#### WHAT YOU HAVE TO DO
Transcribe the records below exactly, leaving out any pictures.
— begin DATA TO PROCESS —
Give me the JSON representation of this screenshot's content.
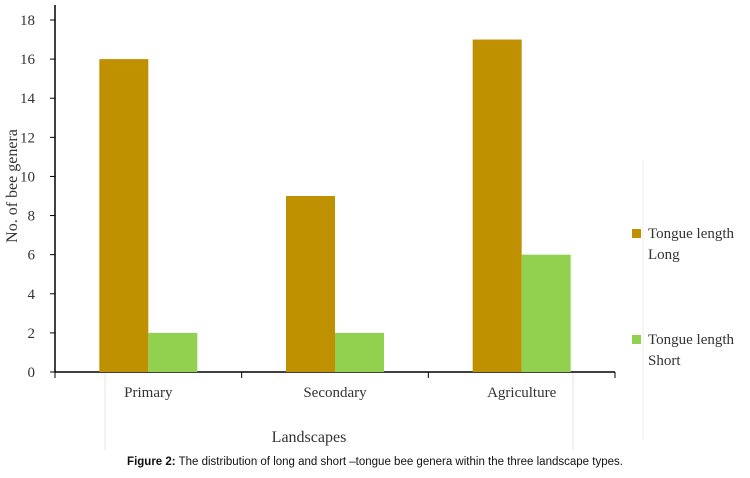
{
  "chart_data": {
    "type": "bar",
    "categories": [
      "Primary",
      "Secondary",
      "Agriculture"
    ],
    "series": [
      {
        "name": "Tongue length Long",
        "legend_lines": [
          "Tongue length",
          "Long"
        ],
        "values": [
          16,
          9,
          17
        ],
        "color": "#BF9000"
      },
      {
        "name": "Tongue length Short",
        "legend_lines": [
          "Tongue length",
          "Short"
        ],
        "values": [
          2,
          2,
          6
        ],
        "color": "#92D050"
      }
    ],
    "xlabel": "Landscapes",
    "ylabel": "No. of bee genera",
    "ylim": [
      0,
      18
    ],
    "yticks": [
      0,
      2,
      4,
      6,
      8,
      10,
      12,
      14,
      16,
      18
    ],
    "grid": false,
    "legend_position": "right"
  },
  "caption": {
    "label": "Figure 2:",
    "text": " The distribution of long and short –tongue bee genera within the three landscape types."
  }
}
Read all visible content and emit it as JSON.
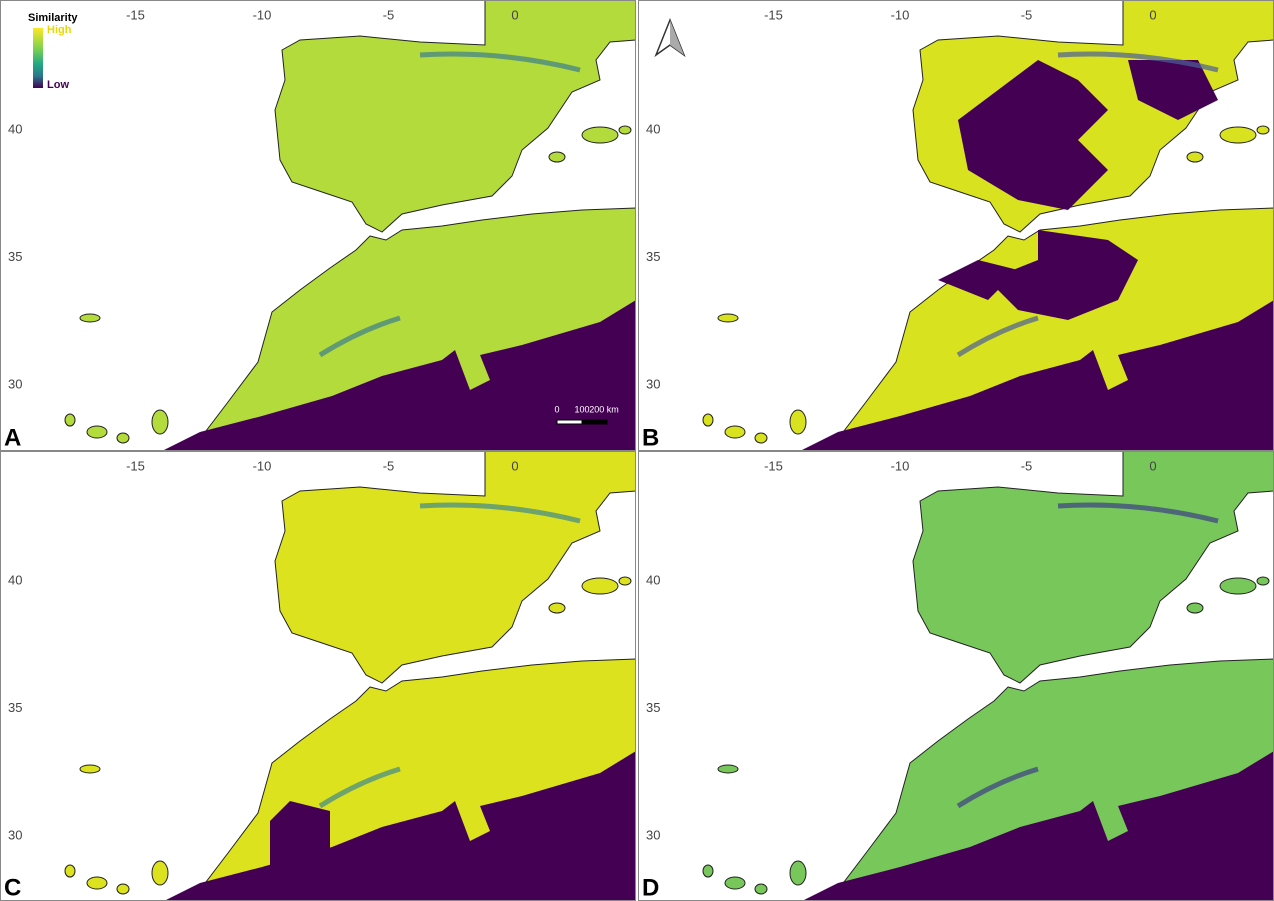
{
  "legend": {
    "title": "Similarity",
    "high": "High",
    "low": "Low"
  },
  "lon_ticks": [
    -15,
    -10,
    -5,
    0
  ],
  "lat_ticks": [
    40,
    35,
    30
  ],
  "scale_bar": {
    "labels": [
      "0",
      "100",
      "200 km"
    ]
  },
  "panels": [
    {
      "label": "A"
    },
    {
      "label": "B"
    },
    {
      "label": "C"
    },
    {
      "label": "D"
    }
  ]
}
— end DATA TO PROCESS —
#### EXERCISE SOLUTION
Give me the JSON representation of this screenshot's content.
{
  "chart_data": {
    "type": "bar",
    "categories": [
      "Primary",
      "Secondary",
      "Agriculture"
    ],
    "series": [
      {
        "name": "Tongue length Long",
        "legend_lines": [
          "Tongue length",
          "Long"
        ],
        "values": [
          16,
          9,
          17
        ],
        "color": "#BF9000"
      },
      {
        "name": "Tongue length Short",
        "legend_lines": [
          "Tongue length",
          "Short"
        ],
        "values": [
          2,
          2,
          6
        ],
        "color": "#92D050"
      }
    ],
    "xlabel": "Landscapes",
    "ylabel": "No. of bee genera",
    "ylim": [
      0,
      18
    ],
    "yticks": [
      0,
      2,
      4,
      6,
      8,
      10,
      12,
      14,
      16,
      18
    ],
    "grid": false,
    "legend_position": "right"
  },
  "caption": {
    "label": "Figure 2:",
    "text": " The distribution of long and short –tongue bee genera within the three landscape types."
  }
}
Read all visible content and emit it as JSON.
{
  "legend": {
    "title": "Similarity",
    "high": "High",
    "low": "Low"
  },
  "lon_ticks": [
    -15,
    -10,
    -5,
    0
  ],
  "lat_ticks": [
    40,
    35,
    30
  ],
  "scale_bar": {
    "labels": [
      "0",
      "100",
      "200 km"
    ]
  },
  "panels": [
    {
      "label": "A"
    },
    {
      "label": "B"
    },
    {
      "label": "C"
    },
    {
      "label": "D"
    }
  ]
}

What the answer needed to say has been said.